Collected data entries
▬▬▬▬▬▬▬▬▬▬

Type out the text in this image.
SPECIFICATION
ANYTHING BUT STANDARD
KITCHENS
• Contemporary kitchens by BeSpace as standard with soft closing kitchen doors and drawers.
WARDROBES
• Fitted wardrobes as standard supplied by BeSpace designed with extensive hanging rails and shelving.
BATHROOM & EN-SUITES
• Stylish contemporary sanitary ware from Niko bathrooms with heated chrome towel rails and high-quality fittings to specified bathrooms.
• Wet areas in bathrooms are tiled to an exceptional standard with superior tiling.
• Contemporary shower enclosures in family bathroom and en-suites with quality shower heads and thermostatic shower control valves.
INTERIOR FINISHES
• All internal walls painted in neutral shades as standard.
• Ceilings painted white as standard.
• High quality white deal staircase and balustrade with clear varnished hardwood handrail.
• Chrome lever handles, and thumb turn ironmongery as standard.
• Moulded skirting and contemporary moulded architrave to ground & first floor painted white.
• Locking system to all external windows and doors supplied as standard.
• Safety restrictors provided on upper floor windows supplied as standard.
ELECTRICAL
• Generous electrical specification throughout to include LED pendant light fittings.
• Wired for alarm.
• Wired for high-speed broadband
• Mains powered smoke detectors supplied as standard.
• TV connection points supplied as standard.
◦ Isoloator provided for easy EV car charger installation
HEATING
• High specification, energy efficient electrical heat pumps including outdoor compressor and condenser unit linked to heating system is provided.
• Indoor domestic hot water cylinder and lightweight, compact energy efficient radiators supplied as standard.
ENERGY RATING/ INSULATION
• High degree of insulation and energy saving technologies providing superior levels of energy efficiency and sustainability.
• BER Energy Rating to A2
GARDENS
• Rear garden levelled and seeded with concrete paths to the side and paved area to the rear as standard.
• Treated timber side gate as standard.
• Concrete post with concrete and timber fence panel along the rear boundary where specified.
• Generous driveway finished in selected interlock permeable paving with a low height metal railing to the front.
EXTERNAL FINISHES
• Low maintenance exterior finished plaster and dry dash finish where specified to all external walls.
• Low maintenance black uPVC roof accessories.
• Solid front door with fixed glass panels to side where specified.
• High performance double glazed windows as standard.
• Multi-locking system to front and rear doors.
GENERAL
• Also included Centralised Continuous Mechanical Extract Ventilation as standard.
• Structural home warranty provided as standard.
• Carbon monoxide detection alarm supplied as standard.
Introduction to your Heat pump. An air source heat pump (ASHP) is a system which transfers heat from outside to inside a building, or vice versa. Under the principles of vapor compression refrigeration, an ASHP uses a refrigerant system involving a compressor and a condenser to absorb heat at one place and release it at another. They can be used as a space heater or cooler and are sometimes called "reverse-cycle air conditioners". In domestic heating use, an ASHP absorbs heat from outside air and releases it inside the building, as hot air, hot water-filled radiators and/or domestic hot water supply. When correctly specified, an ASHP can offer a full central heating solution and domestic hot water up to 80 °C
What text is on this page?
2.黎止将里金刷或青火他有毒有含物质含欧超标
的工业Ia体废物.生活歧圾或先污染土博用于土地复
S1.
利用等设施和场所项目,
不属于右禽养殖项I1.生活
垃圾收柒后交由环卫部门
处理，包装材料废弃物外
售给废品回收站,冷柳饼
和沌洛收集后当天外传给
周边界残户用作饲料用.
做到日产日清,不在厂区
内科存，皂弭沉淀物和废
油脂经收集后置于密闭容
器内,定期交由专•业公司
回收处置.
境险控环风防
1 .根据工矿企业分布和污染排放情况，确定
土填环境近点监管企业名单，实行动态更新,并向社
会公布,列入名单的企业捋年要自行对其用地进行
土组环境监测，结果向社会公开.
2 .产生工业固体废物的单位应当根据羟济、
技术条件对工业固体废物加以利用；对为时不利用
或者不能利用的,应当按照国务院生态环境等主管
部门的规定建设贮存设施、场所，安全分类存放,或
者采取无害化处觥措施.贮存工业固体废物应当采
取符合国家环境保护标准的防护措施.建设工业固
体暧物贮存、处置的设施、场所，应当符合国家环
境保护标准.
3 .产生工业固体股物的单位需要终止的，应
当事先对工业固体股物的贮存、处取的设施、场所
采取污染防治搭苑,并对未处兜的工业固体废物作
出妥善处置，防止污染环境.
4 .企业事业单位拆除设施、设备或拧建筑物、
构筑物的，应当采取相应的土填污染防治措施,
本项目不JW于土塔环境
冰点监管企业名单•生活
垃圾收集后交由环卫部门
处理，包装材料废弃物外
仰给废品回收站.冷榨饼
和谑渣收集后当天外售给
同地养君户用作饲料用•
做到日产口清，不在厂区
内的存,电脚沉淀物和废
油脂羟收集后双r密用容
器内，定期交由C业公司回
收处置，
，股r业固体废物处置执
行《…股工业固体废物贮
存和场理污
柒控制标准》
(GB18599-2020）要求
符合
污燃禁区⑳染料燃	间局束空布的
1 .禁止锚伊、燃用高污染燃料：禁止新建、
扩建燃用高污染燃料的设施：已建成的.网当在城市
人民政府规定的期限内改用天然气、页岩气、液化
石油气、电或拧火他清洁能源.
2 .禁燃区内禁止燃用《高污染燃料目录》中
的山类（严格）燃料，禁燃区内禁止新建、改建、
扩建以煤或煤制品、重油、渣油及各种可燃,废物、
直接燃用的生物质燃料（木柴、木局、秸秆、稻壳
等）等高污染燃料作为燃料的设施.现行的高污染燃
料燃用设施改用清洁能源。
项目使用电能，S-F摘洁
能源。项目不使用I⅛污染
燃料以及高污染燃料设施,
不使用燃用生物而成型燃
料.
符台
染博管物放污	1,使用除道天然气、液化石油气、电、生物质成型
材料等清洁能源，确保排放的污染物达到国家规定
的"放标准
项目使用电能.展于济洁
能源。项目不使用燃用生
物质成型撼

▬▬▬▬▬▬▬▬▬▬

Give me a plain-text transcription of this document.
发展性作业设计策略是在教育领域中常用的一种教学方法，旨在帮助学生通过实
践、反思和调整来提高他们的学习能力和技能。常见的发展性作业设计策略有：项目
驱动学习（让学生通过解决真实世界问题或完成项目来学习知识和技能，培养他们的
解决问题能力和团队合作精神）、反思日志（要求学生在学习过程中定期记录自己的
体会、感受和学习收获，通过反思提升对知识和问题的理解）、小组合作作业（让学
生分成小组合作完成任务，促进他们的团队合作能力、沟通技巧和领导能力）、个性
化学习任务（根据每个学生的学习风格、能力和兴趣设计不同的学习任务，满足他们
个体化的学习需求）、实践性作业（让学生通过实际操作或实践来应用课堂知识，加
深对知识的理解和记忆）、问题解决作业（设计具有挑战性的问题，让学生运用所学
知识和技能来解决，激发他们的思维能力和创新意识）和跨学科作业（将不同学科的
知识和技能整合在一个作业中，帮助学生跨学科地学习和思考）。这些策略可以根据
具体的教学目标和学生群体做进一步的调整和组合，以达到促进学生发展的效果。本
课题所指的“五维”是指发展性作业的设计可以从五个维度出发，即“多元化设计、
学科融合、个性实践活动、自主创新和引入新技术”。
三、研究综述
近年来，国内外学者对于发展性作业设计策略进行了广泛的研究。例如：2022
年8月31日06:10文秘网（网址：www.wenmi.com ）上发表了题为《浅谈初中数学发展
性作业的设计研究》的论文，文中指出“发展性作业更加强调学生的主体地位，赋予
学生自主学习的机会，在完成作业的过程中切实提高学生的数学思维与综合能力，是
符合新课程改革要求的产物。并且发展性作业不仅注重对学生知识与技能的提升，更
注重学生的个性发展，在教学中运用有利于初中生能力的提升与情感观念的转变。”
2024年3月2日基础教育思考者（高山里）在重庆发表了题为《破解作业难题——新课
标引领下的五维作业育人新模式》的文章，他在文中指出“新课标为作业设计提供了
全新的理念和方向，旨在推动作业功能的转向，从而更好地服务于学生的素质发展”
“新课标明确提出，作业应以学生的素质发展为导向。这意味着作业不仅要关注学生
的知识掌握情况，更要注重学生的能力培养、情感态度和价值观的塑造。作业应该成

▬▬▬▬▬▬▬▬▬▬

*Stated goal:* Show the lines from the data above that contain the string "floor".

*Completed exercise:*
• Moulded skirting and contemporary moulded architrave to ground & first floor painted white.
• Safety restrictors provided on upper floor windows supplied as standard.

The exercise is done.